* [TO BE DONE] Copy every line of the records below where the word "Республики" occurs.

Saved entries
──────────
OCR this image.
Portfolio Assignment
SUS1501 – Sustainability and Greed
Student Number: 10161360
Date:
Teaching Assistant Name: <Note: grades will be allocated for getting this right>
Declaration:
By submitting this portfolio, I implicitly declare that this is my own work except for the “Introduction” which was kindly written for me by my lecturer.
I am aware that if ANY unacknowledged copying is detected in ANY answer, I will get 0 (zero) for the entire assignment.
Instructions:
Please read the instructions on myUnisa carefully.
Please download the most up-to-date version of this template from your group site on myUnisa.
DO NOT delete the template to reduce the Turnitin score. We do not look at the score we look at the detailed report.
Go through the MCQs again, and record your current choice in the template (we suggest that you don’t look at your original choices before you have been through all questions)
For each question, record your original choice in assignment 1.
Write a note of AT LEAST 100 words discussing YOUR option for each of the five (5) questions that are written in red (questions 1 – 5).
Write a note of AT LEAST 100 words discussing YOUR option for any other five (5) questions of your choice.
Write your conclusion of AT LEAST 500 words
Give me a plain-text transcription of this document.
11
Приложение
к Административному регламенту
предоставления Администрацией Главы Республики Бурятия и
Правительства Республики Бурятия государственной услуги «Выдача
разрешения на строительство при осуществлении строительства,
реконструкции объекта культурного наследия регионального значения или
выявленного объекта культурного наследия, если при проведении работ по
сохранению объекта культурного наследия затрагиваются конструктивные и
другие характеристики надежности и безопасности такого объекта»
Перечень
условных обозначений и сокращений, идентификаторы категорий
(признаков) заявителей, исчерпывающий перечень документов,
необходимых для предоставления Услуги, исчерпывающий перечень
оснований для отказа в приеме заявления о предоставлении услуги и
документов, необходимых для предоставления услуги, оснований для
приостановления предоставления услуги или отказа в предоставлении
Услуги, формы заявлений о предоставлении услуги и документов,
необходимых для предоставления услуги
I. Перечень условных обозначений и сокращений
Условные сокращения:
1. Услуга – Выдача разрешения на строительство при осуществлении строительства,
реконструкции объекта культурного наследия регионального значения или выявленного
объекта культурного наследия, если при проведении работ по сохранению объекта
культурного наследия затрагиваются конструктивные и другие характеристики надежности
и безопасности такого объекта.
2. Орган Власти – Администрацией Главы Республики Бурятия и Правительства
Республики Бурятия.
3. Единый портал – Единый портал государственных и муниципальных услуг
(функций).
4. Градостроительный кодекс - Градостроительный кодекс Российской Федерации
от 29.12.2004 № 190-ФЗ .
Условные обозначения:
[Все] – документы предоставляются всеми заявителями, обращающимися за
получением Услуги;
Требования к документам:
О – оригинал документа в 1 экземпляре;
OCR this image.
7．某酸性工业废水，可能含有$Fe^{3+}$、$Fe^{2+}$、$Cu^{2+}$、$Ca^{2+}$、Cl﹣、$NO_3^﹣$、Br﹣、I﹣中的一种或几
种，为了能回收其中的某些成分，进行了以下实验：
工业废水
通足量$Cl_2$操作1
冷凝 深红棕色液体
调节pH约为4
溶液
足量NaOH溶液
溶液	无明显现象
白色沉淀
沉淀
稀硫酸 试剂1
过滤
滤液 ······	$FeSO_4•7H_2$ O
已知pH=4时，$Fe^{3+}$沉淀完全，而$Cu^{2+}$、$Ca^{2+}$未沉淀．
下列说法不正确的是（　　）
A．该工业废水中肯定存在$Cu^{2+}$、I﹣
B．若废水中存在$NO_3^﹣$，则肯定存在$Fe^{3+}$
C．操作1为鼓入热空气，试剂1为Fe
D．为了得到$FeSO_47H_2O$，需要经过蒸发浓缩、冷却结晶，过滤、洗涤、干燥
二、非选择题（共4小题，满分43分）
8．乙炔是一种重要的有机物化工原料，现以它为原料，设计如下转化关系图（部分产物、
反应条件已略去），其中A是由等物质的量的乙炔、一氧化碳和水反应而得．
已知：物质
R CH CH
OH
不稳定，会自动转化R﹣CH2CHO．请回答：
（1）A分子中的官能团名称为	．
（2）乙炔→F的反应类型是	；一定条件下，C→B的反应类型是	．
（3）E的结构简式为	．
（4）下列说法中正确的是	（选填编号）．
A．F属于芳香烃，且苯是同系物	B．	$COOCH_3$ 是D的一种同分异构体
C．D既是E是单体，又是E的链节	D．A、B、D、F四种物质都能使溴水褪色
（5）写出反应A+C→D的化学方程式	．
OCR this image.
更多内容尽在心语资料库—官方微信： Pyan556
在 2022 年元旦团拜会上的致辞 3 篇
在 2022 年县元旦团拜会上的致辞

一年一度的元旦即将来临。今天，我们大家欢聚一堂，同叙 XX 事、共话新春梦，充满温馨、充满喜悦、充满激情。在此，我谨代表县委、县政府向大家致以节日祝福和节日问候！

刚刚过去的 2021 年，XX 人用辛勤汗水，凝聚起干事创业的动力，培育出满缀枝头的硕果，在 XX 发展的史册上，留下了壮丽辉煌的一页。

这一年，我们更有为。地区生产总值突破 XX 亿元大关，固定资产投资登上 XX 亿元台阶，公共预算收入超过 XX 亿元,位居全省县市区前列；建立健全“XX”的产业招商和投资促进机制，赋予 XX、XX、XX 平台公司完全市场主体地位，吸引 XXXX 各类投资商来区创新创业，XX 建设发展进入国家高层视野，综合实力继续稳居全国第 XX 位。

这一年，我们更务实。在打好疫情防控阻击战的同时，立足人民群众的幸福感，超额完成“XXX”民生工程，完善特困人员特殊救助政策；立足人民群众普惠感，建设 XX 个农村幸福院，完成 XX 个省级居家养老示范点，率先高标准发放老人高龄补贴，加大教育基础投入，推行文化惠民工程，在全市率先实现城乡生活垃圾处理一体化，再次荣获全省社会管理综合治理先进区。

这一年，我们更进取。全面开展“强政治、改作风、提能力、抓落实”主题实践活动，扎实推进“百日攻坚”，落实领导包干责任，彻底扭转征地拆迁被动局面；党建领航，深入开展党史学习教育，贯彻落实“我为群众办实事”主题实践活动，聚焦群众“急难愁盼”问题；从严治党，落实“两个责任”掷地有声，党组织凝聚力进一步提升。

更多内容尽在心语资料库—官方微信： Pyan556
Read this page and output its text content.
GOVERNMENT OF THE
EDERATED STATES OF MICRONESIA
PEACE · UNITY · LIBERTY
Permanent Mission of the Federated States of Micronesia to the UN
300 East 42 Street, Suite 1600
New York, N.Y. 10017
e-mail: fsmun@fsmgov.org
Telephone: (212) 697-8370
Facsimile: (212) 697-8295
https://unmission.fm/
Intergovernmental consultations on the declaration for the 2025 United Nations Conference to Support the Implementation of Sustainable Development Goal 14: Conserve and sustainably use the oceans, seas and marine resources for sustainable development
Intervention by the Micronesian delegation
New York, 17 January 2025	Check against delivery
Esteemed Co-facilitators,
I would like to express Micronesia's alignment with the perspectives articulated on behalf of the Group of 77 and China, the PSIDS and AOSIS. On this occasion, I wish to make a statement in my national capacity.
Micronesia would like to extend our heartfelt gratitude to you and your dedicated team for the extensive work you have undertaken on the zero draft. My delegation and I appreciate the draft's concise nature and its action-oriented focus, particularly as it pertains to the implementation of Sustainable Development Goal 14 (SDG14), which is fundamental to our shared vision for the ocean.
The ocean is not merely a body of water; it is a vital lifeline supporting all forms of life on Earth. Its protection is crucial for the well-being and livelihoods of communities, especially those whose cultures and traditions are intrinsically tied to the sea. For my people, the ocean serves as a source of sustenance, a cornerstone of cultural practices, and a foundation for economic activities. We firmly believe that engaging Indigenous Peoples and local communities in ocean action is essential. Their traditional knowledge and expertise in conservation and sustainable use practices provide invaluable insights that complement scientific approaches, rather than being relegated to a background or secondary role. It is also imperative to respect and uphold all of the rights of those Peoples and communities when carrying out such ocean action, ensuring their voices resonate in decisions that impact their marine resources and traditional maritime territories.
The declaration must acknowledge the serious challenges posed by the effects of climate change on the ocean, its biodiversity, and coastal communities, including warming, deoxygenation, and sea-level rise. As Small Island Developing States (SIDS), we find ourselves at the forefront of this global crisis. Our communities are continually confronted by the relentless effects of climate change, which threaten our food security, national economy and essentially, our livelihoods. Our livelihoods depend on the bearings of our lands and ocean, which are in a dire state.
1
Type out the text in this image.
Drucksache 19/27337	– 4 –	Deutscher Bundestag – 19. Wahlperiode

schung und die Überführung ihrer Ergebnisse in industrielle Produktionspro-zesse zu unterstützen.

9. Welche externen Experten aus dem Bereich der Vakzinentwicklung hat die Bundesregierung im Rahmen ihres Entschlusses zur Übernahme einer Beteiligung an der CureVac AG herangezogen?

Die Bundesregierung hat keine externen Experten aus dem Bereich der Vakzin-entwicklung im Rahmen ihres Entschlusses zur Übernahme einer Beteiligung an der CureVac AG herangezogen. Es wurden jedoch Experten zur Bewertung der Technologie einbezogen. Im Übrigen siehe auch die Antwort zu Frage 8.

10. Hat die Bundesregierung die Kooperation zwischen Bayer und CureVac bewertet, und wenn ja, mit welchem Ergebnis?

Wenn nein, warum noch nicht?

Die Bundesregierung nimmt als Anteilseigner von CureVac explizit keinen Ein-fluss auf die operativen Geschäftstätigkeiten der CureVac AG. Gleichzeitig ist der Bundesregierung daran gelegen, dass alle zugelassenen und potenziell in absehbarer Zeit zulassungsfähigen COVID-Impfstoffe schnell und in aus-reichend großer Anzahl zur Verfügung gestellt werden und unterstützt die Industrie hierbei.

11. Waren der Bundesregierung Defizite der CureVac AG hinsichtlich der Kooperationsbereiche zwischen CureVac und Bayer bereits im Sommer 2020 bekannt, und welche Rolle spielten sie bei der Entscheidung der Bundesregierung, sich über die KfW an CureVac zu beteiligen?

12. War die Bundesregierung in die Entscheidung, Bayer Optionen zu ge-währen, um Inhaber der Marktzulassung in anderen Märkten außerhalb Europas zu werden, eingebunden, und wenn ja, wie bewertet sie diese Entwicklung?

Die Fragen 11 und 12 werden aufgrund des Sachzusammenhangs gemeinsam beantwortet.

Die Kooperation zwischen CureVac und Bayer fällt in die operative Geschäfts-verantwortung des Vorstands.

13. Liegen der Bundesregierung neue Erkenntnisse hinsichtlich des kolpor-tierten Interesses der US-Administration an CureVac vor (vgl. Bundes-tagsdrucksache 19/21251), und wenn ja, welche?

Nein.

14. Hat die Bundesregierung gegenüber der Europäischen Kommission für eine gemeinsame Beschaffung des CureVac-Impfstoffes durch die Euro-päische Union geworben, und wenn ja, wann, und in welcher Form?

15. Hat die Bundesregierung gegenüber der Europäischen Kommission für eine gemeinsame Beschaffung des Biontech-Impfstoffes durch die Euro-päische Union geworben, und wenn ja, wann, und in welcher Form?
──────────
* [WORKED SOLUTION]
предоставления Администрацией Главы Республики Бурятия и
Правительства Республики Бурятия государственной услуги «Выдача
2. Орган Власти – Администрацией Главы Республики Бурятия и Правительства
Республики Бурятия.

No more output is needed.